WORK INSTRUCTIONS ▸
Filter out everything except lines holding "German".

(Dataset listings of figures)

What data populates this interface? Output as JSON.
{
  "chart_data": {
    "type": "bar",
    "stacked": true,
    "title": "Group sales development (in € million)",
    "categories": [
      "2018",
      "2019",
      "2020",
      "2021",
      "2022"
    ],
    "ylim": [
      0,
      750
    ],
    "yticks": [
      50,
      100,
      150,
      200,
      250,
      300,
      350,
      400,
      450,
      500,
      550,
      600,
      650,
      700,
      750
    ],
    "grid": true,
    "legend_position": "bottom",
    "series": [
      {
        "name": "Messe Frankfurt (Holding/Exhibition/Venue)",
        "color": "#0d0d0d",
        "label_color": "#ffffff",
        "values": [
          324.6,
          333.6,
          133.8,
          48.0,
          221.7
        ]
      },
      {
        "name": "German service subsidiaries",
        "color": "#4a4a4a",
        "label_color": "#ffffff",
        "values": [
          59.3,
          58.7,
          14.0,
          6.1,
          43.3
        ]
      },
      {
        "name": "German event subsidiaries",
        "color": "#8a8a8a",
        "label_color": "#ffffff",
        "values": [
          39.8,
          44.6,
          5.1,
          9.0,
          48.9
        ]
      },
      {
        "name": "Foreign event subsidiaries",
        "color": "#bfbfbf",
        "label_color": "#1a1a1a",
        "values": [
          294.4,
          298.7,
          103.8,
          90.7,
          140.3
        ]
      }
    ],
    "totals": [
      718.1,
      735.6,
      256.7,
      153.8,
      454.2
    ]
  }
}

EXERCISE RESPONSE ▸
        "name": "German service subsidiaries",
        "name": "German event subsidiaries",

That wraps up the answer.